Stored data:
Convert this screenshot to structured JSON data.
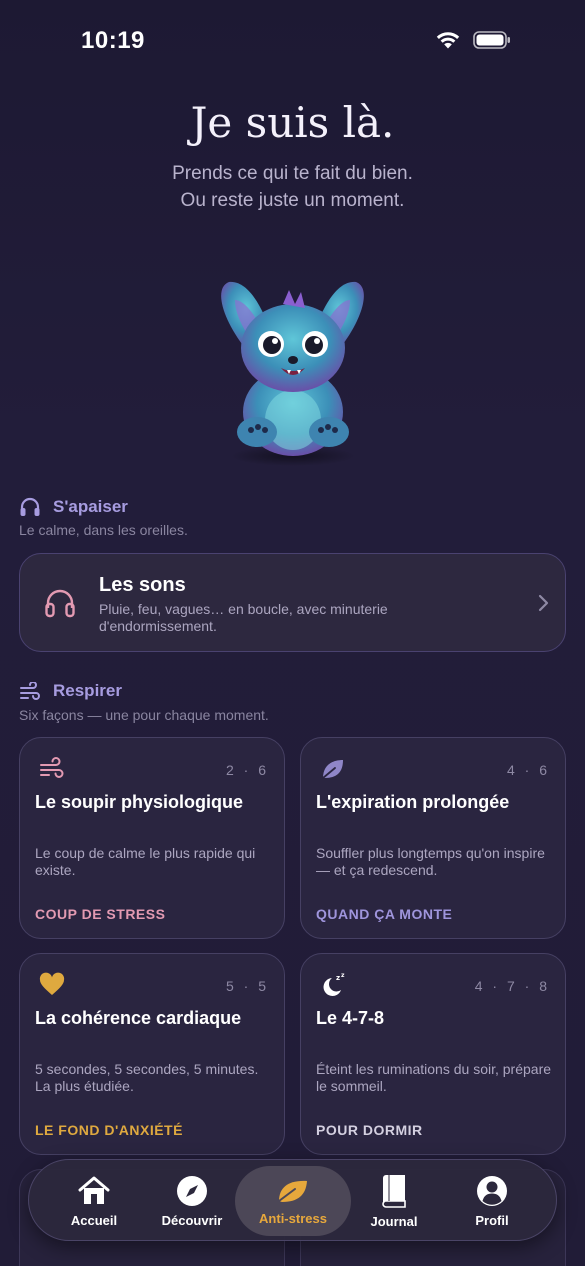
{
  "status": {
    "time": "10:19"
  },
  "hero": {
    "title": "Je suis là.",
    "subtitle_line1": "Prends ce qui te fait du bien.",
    "subtitle_line2": "Ou reste juste un moment."
  },
  "section_soothe": {
    "title": "S'apaiser",
    "subtitle": "Le calme, dans les oreilles.",
    "icon": "headphones-icon"
  },
  "sounds_card": {
    "title": "Les sons",
    "description": "Pluie, feu, vagues… en boucle, avec minuterie d'endormissement."
  },
  "section_breathe": {
    "title": "Respirer",
    "subtitle": "Six façons — une pour chaque moment.",
    "icon": "wind-icon"
  },
  "exercises": [
    {
      "title": "Le soupir physiologique",
      "rhythm": "2 · 6",
      "description": "Le coup de calme le plus rapide qui existe.",
      "tag": "COUP DE STRESS",
      "icon": "wind-icon",
      "tag_color": "#e39ab2"
    },
    {
      "title": "L'expiration prolongée",
      "rhythm": "4 · 6",
      "description": "Souffler plus longtemps qu'on inspire — et ça redescend.",
      "tag": "QUAND ÇA MONTE",
      "icon": "leaf-icon",
      "tag_color": "#9f95dc"
    },
    {
      "title": "La cohérence cardiaque",
      "rhythm": "5 · 5",
      "description": "5 secondes, 5 secondes, 5 minutes. La plus étudiée.",
      "tag": "LE FOND D'ANXIÉTÉ",
      "icon": "heart-icon",
      "tag_color": "#dfa93f"
    },
    {
      "title": "Le 4-7-8",
      "rhythm": "4 · 7 · 8",
      "description": "Éteint les ruminations du soir, prépare le sommeil.",
      "tag": "POUR DORMIR",
      "icon": "moon-sleep-icon",
      "tag_color": "#d4d0e0"
    }
  ],
  "tabbar": {
    "items": [
      {
        "label": "Accueil",
        "icon": "home-icon"
      },
      {
        "label": "Découvrir",
        "icon": "compass-icon"
      },
      {
        "label": "Anti-stress",
        "icon": "leaf-icon",
        "active": true
      },
      {
        "label": "Journal",
        "icon": "book-icon"
      },
      {
        "label": "Profil",
        "icon": "profile-icon"
      }
    ]
  },
  "colors": {
    "background": "#1f1a36",
    "accent_purple": "#a79ce0",
    "accent_gold": "#e7a83c",
    "accent_pink": "#e39ab2"
  }
}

# What is being asked
A faithful copy of the records above is needed, with the pictures left out.

# Result
Convert this screenshot to structured JSON data.
{
  "status": {
    "time": "10:19"
  },
  "hero": {
    "title": "Je suis là.",
    "subtitle_line1": "Prends ce qui te fait du bien.",
    "subtitle_line2": "Ou reste juste un moment."
  },
  "section_soothe": {
    "title": "S'apaiser",
    "subtitle": "Le calme, dans les oreilles.",
    "icon": "headphones-icon"
  },
  "sounds_card": {
    "title": "Les sons",
    "description": "Pluie, feu, vagues… en boucle, avec minuterie d'endormissement."
  },
  "section_breathe": {
    "title": "Respirer",
    "subtitle": "Six façons — une pour chaque moment.",
    "icon": "wind-icon"
  },
  "exercises": [
    {
      "title": "Le soupir physiologique",
      "rhythm": "2 · 6",
      "description": "Le coup de calme le plus rapide qui existe.",
      "tag": "COUP DE STRESS",
      "icon": "wind-icon",
      "tag_color": "#e39ab2"
    },
    {
      "title": "L'expiration prolongée",
      "rhythm": "4 · 6",
      "description": "Souffler plus longtemps qu'on inspire — et ça redescend.",
      "tag": "QUAND ÇA MONTE",
      "icon": "leaf-icon",
      "tag_color": "#9f95dc"
    },
    {
      "title": "La cohérence cardiaque",
      "rhythm": "5 · 5",
      "description": "5 secondes, 5 secondes, 5 minutes. La plus étudiée.",
      "tag": "LE FOND D'ANXIÉTÉ",
      "icon": "heart-icon",
      "tag_color": "#dfa93f"
    },
    {
      "title": "Le 4-7-8",
      "rhythm": "4 · 7 · 8",
      "description": "Éteint les ruminations du soir, prépare le sommeil.",
      "tag": "POUR DORMIR",
      "icon": "moon-sleep-icon",
      "tag_color": "#d4d0e0"
    }
  ],
  "tabbar": {
    "items": [
      {
        "label": "Accueil",
        "icon": "home-icon"
      },
      {
        "label": "Découvrir",
        "icon": "compass-icon"
      },
      {
        "label": "Anti-stress",
        "icon": "leaf-icon",
        "active": true
      },
      {
        "label": "Journal",
        "icon": "book-icon"
      },
      {
        "label": "Profil",
        "icon": "profile-icon"
      }
    ]
  },
  "colors": {
    "background": "#1f1a36",
    "accent_purple": "#a79ce0",
    "accent_gold": "#e7a83c",
    "accent_pink": "#e39ab2"
  }
}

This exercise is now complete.